START Entries

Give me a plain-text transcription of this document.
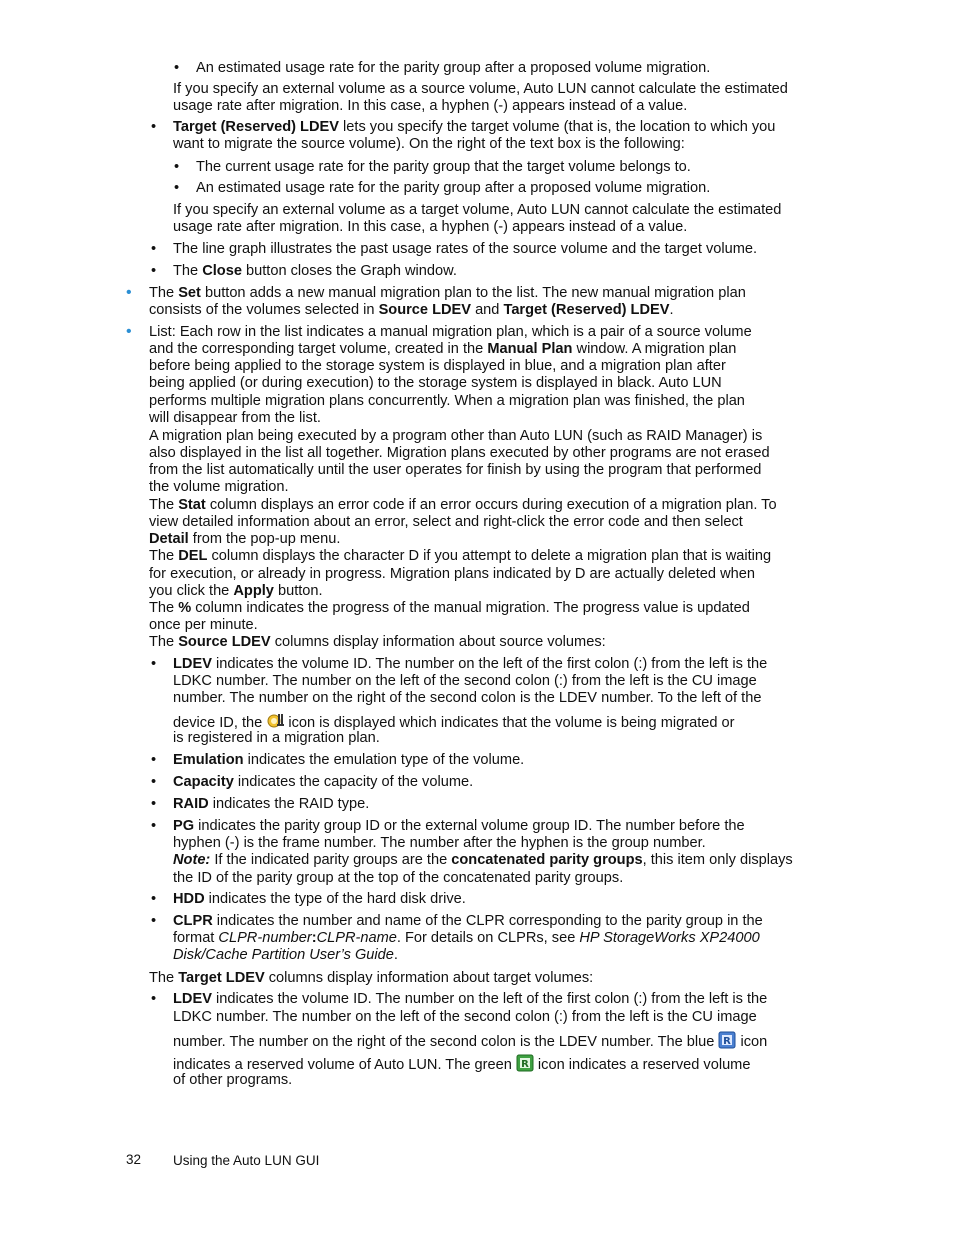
• An estimated usage rate for the parity group after a proposed volume migration.
If you specify an external volume as a source volume, Auto LUN cannot calculate the estimated
usage rate after migration. In this case, a hyphen (-) appears instead of a value.
• Target (Reserved) LDEV lets you specify the target volume (that is, the location to which you
want to migrate the source volume). On the right of the text box is the following:
• The current usage rate for the parity group that the target volume belongs to.
• An estimated usage rate for the parity group after a proposed volume migration.
If you specify an external volume as a target volume, Auto LUN cannot calculate the estimated
usage rate after migration. In this case, a hyphen (-) appears instead of a value.
• The line graph illustrates the past usage rates of the source volume and the target volume.
• The Close button closes the Graph window.
• The Set button adds a new manual migration plan to the list. The new manual migration plan
consists of the volumes selected in Source LDEV and Target (Reserved) LDEV.
• List: Each row in the list indicates a manual migration plan, which is a pair of a source volume
and the corresponding target volume, created in the Manual Plan window. A migration plan
before being applied to the storage system is displayed in blue, and a migration plan after
being applied (or during execution) to the storage system is displayed in black. Auto LUN
performs multiple migration plans concurrently. When a migration plan was finished, the plan
will disappear from the list.
A migration plan being executed by a program other than Auto LUN (such as RAID Manager) is
also displayed in the list all together. Migration plans executed by other programs are not erased
from the list automatically until the user operates for finish by using the program that performed
the volume migration.
The Stat column displays an error code if an error occurs during execution of a migration plan. To
view detailed information about an error, select and right-click the error code and then select
Detail from the pop-up menu.
The DEL column displays the character D if you attempt to delete a migration plan that is waiting
for execution, or already in progress. Migration plans indicated by D are actually deleted when
you click the Apply button.
The % column indicates the progress of the manual migration. The progress value is updated
once per minute.
The Source LDEV columns display information about source volumes:
• LDEV indicates the volume ID. The number on the left of the first colon (:) from the left is the
LDKC number. The number on the left of the second colon (:) from the left is the CU image
number. The number on the right of the second colon is the LDEV number. To the left of the
device ID, the  icon is displayed which indicates that the volume is being migrated or
is registered in a migration plan.
• Emulation indicates the emulation type of the volume.
• Capacity indicates the capacity of the volume.
• RAID indicates the RAID type.
• PG indicates the parity group ID or the external volume group ID. The number before the
hyphen (-) is the frame number. The number after the hyphen is the group number.
Note: If the indicated parity groups are the concatenated parity groups, this item only displays
the ID of the parity group at the top of the concatenated parity groups.
• HDD indicates the type of the hard disk drive.
• CLPR indicates the number and name of the CLPR corresponding to the parity group in the
format CLPR-number:CLPR-name. For details on CLPRs, see HP StorageWorks XP24000
Disk/Cache Partition User’s Guide.
The Target LDEV columns display information about target volumes:
• LDEV indicates the volume ID. The number on the left of the first colon (:) from the left is the
LDKC number. The number on the left of the second colon (:) from the left is the CU image
number. The number on the right of the second colon is the LDEV number. The blue R icon
indicates a reserved volume of Auto LUN. The green R icon indicates a reserved volume
of other programs.
32 Using the Auto LUN GUI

END Entries

* _What you should do_:
Excluding the pictures, restate the records above word for word.

* _Answer to this task_:
Give me a plain-text transcription of this document.
• An estimated usage rate for the parity group after a proposed volume migration.
If you specify an external volume as a source volume, Auto LUN cannot calculate the estimated
usage rate after migration. In this case, a hyphen (-) appears instead of a value.
• Target (Reserved) LDEV lets you specify the target volume (that is, the location to which you
want to migrate the source volume). On the right of the text box is the following:
• The current usage rate for the parity group that the target volume belongs to.
• An estimated usage rate for the parity group after a proposed volume migration.
If you specify an external volume as a target volume, Auto LUN cannot calculate the estimated
usage rate after migration. In this case, a hyphen (-) appears instead of a value.
• The line graph illustrates the past usage rates of the source volume and the target volume.
• The Close button closes the Graph window.
• The Set button adds a new manual migration plan to the list. The new manual migration plan
consists of the volumes selected in Source LDEV and Target (Reserved) LDEV.
• List: Each row in the list indicates a manual migration plan, which is a pair of a source volume
and the corresponding target volume, created in the Manual Plan window. A migration plan
before being applied to the storage system is displayed in blue, and a migration plan after
being applied (or during execution) to the storage system is displayed in black. Auto LUN
performs multiple migration plans concurrently. When a migration plan was finished, the plan
will disappear from the list.
A migration plan being executed by a program other than Auto LUN (such as RAID Manager) is
also displayed in the list all together. Migration plans executed by other programs are not erased
from the list automatically until the user operates for finish by using the program that performed
the volume migration.
The Stat column displays an error code if an error occurs during execution of a migration plan. To
view detailed information about an error, select and right-click the error code and then select
Detail from the pop-up menu.
The DEL column displays the character D if you attempt to delete a migration plan that is waiting
for execution, or already in progress. Migration plans indicated by D are actually deleted when
you click the Apply button.
The % column indicates the progress of the manual migration. The progress value is updated
once per minute.
The Source LDEV columns display information about source volumes:
• LDEV indicates the volume ID. The number on the left of the first colon (:) from the left is the
LDKC number. The number on the left of the second colon (:) from the left is the CU image
number. The number on the right of the second colon is the LDEV number. To the left of the
device ID, the  icon is displayed which indicates that the volume is being migrated or
is registered in a migration plan.
• Emulation indicates the emulation type of the volume.
• Capacity indicates the capacity of the volume.
• RAID indicates the RAID type.
• PG indicates the parity group ID or the external volume group ID. The number before the
hyphen (-) is the frame number. The number after the hyphen is the group number.
Note: If the indicated parity groups are the concatenated parity groups, this item only displays
the ID of the parity group at the top of the concatenated parity groups.
• HDD indicates the type of the hard disk drive.
• CLPR indicates the number and name of the CLPR corresponding to the parity group in the
format CLPR-number:CLPR-name. For details on CLPRs, see HP StorageWorks XP24000
Disk/Cache Partition User’s Guide.
The Target LDEV columns display information about target volumes:
• LDEV indicates the volume ID. The number on the left of the first colon (:) from the left is the
LDKC number. The number on the left of the second colon (:) from the left is the CU image
number. The number on the right of the second colon is the LDEV number. The blue R icon
indicates a reserved volume of Auto LUN. The green R icon indicates a reserved volume
of other programs.
32 Using the Auto LUN GUI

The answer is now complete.